■ Excerpted text:
As a candidate for an office that I can't possibly win, part of a broader coalition, possibly a local justice movement, if nothing else, at least an adventure; I am free to campaign on the issues. To go beyond the media forged parameters of possibility and discussion. To change the political dialogue or, as that great Chicago organizer, Saul Alinsky, once said, "to stink up the place."

I will challenge the fundamental nature of store bought politics. Today's politicians have become squabbling creatures of self-interest. Our mayor is their poster boy. Jerry Sanders...jerry rigging city contracts and peddling influence.....JS....BS. The darling of the corporate media and wealthy developers, he has been called a "crook" by our own elected City Attorney and "silly and uniformed" in a recent City Beat editorial. Like Sanders, most local politicians lack vision and have forgotten how to imagine, prisoners of their own mendacity and greed. They pander to despair and fear, thumping the virtues of selfishness and looking out for number one, reducing collective existence to its most banal aspects.

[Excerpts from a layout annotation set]
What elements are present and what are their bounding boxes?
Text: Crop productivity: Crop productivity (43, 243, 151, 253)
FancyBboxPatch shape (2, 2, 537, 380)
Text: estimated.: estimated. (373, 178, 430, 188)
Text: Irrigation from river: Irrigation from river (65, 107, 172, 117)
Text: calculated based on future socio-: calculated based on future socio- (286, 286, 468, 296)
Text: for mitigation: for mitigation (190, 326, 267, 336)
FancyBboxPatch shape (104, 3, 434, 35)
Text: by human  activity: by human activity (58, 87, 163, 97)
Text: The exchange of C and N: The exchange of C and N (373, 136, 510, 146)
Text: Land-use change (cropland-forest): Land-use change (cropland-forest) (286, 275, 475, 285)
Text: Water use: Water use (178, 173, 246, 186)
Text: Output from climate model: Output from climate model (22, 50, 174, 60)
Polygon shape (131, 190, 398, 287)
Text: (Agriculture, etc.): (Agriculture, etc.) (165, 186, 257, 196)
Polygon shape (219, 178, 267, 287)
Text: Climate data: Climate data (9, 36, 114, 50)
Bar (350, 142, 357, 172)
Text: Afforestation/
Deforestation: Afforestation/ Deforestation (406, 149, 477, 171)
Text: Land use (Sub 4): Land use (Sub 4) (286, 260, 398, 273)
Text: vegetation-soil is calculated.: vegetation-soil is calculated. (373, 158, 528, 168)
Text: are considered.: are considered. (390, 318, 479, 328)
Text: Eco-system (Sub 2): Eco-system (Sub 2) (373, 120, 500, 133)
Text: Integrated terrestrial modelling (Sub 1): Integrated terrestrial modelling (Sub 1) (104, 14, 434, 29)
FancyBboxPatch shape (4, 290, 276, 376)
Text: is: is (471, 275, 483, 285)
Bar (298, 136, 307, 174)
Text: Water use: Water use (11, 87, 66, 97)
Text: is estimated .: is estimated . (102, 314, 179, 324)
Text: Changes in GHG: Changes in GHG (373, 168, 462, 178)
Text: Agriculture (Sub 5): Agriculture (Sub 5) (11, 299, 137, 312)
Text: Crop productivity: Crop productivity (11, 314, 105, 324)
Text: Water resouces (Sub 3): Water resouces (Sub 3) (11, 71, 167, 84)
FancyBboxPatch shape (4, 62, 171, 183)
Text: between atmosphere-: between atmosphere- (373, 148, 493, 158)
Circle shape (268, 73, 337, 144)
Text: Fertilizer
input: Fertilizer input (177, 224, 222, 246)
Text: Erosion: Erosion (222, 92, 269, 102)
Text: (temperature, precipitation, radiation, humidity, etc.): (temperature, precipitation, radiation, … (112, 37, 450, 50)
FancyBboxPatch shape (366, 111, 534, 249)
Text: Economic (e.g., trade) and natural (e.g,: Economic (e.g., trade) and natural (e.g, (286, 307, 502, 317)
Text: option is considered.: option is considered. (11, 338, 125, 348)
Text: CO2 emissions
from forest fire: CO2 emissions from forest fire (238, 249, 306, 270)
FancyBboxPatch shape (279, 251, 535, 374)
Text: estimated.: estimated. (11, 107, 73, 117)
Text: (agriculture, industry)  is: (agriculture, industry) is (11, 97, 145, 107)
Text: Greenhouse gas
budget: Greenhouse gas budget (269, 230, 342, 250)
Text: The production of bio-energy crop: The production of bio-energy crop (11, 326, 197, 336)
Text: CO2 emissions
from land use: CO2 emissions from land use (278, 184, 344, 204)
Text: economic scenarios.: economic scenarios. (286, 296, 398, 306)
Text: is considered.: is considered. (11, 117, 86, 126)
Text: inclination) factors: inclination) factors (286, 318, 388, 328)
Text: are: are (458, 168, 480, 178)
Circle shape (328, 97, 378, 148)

■ To be done:
**A.** Output the campaign statement from "I will challenge" to "most banal aspects.", copying it word for word.
**B.** In the campaign statement, who called Jerry Sanders a "crook"?
**C.** According to the campaign statement, why is the candidate free to campaign on the issues?

■ Written answers:
**A.**
I will challenge the fundamental nature of store bought politics. Today's politicians have become squabbling creatures of self-interest. Our mayor is their poster boy. Jerry Sanders...jerry rigging city contracts and peddling influence.....JS....BS. The darling of the corporate media and wealthy developers, he has been called a "crook" by our own elected City Attorney and "silly and uniformed" in a recent City Beat editorial. Like Sanders, most local politicians lack vision and have forgotten how to imagine, prisoners of their own mendacity and greed. They pander to despair and fear, thumping the virtues of selfishness and looking out for number one, reducing collective existence to its most banal aspects.

**B.** The city's own elected City Attorney called Jerry Sanders a "crook."

**C.** The candidate is running for an office that cannot possibly be won, as part of a broader coalition, possibly a local justice movement, or at least an adventure. That position leaves the candidate free to campaign on the issues and go beyond the parameters of possibility and discussion set by the media.